▸ Written problem: From the entries below, list each line with "JSON".

▸ Material to process:

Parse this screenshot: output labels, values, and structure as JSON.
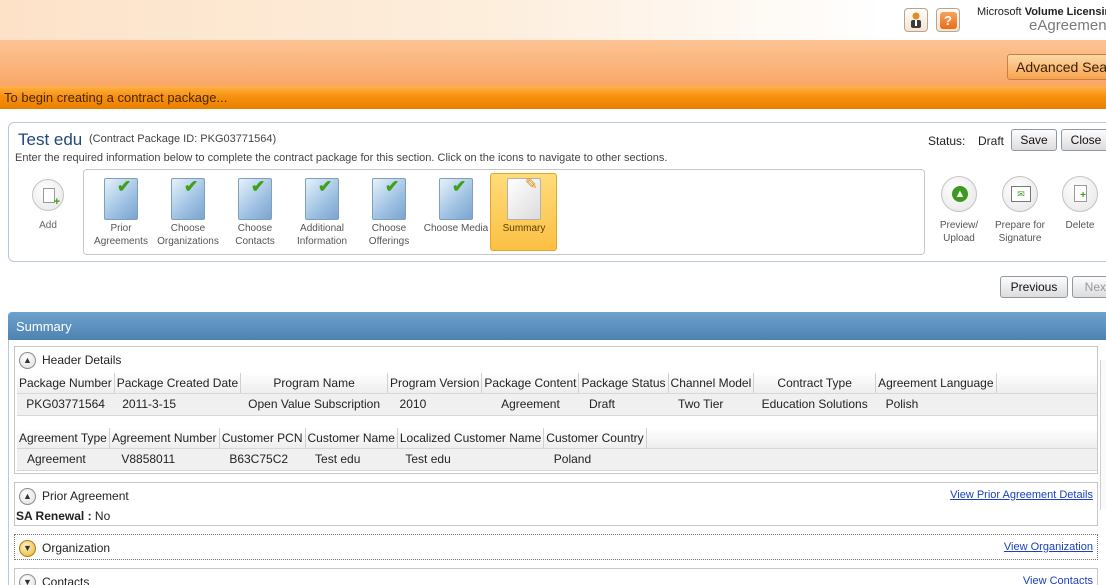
{
  "header": {
    "brand_line1": "Microsoft",
    "brand_line1_bold": "Volume Licensing",
    "brand_line2": "eAgreements",
    "user_icon": "user-badge-icon",
    "help_icon": "help-icon",
    "help_glyph": "?",
    "advanced_search": "Advanced Search"
  },
  "banner": {
    "text": "To begin creating a contract package..."
  },
  "package": {
    "title": "Test edu",
    "id_text": "(Contract Package ID: PKG03771564)",
    "instructions": "Enter the required information below to complete the contract package for this section. Click on the icons to navigate to other sections.",
    "status_label": "Status:",
    "status_value": "Draft",
    "save": "Save",
    "close": "Close",
    "add": "Add",
    "steps": [
      {
        "line1": "Prior",
        "line2": "Agreements"
      },
      {
        "line1": "Choose",
        "line2": "Organizations"
      },
      {
        "line1": "Choose",
        "line2": "Contacts"
      },
      {
        "line1": "Additional",
        "line2": "Information"
      },
      {
        "line1": "Choose",
        "line2": "Offerings"
      },
      {
        "line1": "Choose Media",
        "line2": ""
      },
      {
        "line1": "Summary",
        "line2": ""
      }
    ],
    "actions": [
      {
        "line1": "Preview/",
        "line2": "Upload"
      },
      {
        "line1": "Prepare for",
        "line2": "Signature"
      },
      {
        "line1": "Delete",
        "line2": ""
      }
    ],
    "previous": "Previous",
    "next": "Next"
  },
  "summary": {
    "title": "Summary",
    "header_details": {
      "title": "Header Details",
      "table1": {
        "headers": [
          "Package Number",
          "Package Created Date",
          "Program Name",
          "Program Version",
          "Package Content",
          "Package Status",
          "Channel Model",
          "Contract Type",
          "Agreement Language"
        ],
        "row": [
          "PKG03771564",
          "2011-3-15",
          "Open Value Subscription",
          "2010",
          "Agreement",
          "Draft",
          "Two Tier",
          "Education Solutions",
          "Polish"
        ]
      },
      "table2": {
        "headers": [
          "Agreement Type",
          "Agreement Number",
          "Customer PCN",
          "Customer Name",
          "Localized Customer Name",
          "Customer Country"
        ],
        "row": [
          "Agreement",
          "V8858011",
          "B63C75C2",
          "Test edu",
          "Test edu",
          "Poland"
        ]
      }
    },
    "prior_agreement": {
      "title": "Prior Agreement",
      "link": "View Prior Agreement Details",
      "sa_label": "SA Renewal :",
      "sa_value": "No"
    },
    "organization": {
      "title": "Organization",
      "link": "View Organization"
    },
    "contacts": {
      "title": "Contacts",
      "link": "View Contacts"
    }
  }
}
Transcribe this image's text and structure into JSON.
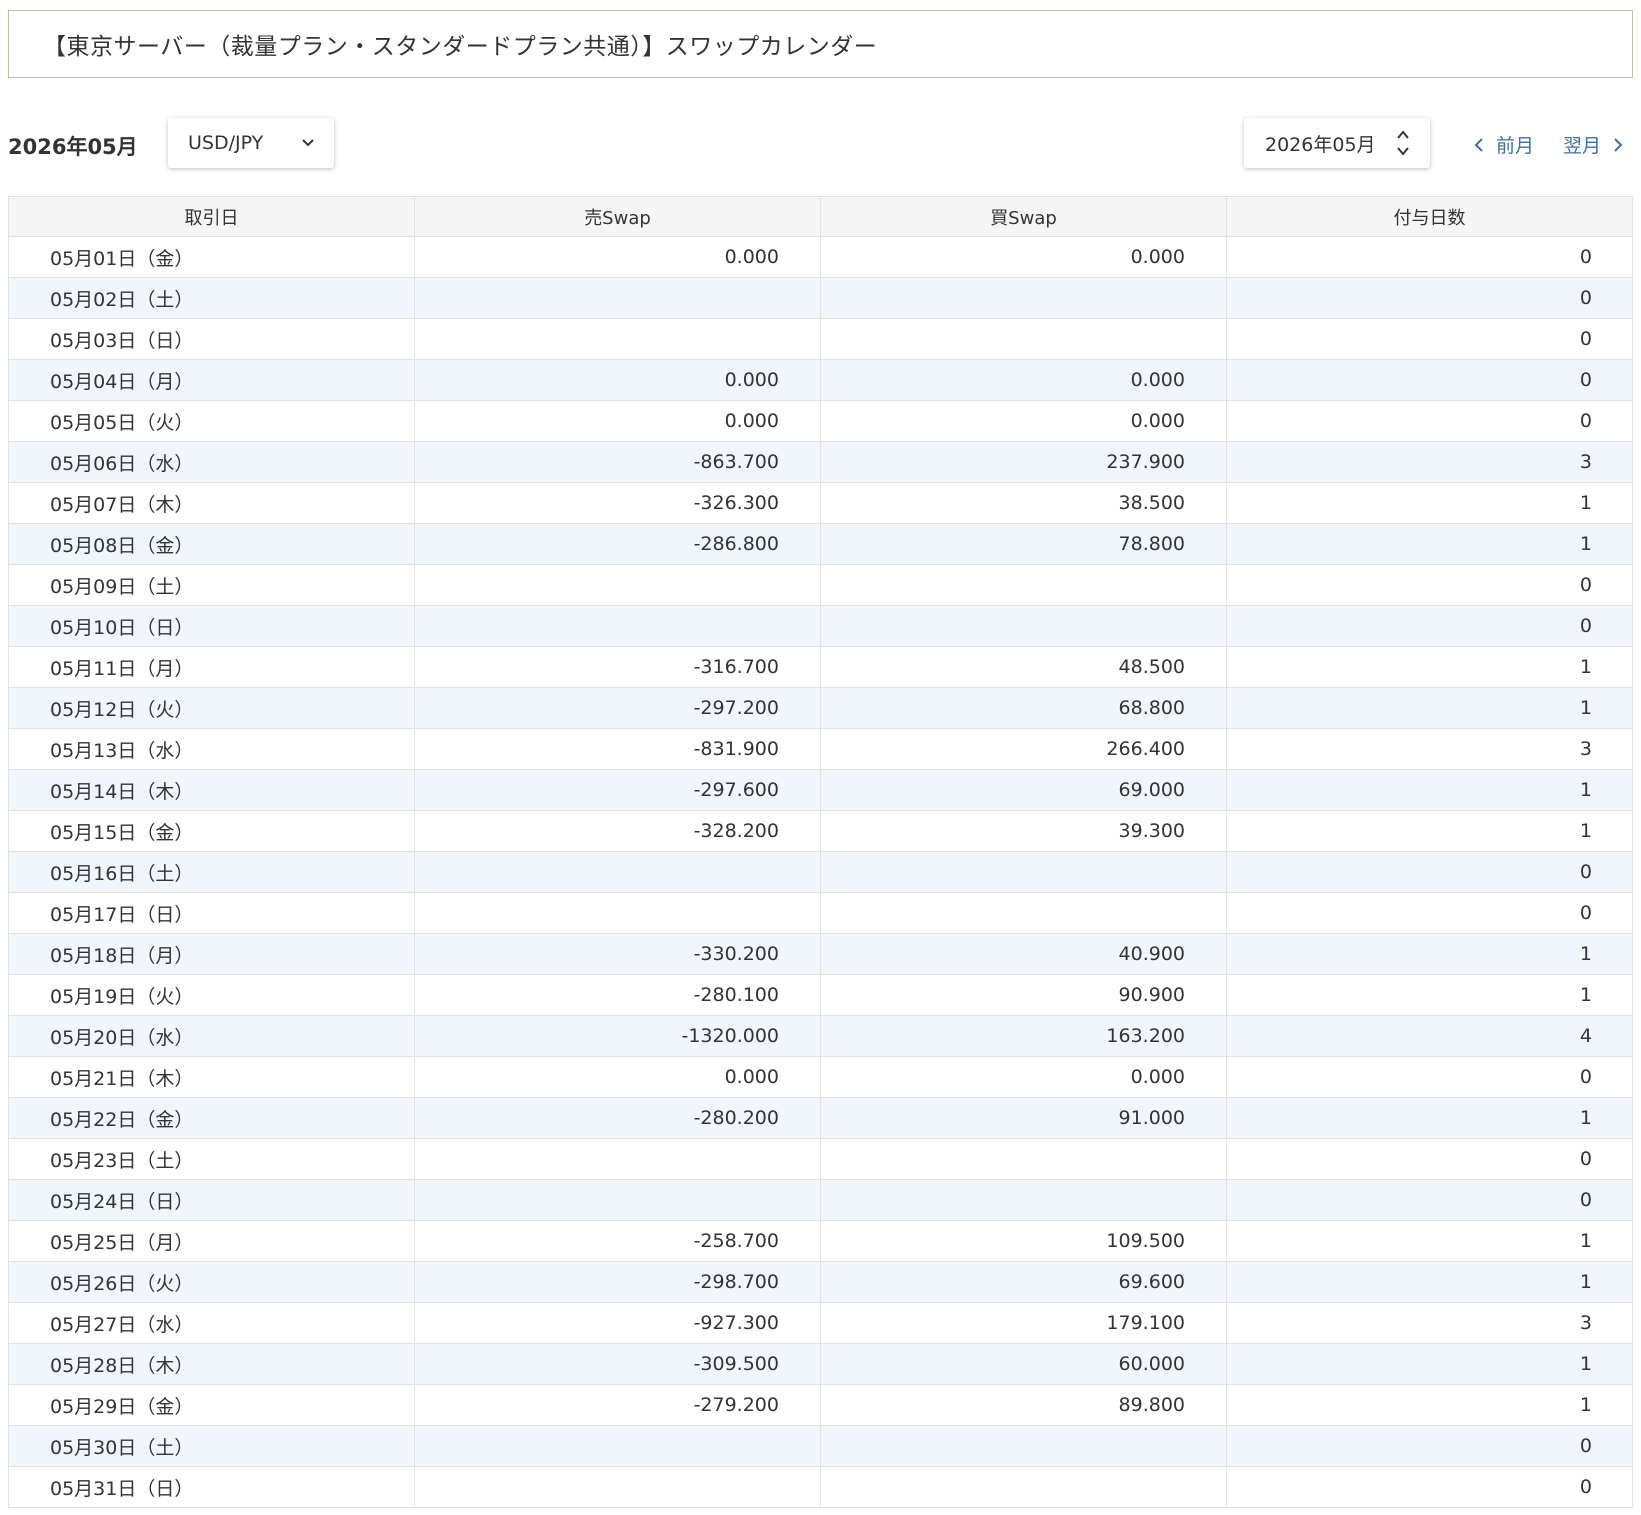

▸ Final answer:
Parse this screenshot: output labels, values, and structure as JSON.
Transcribe this image's text and structure into JSON.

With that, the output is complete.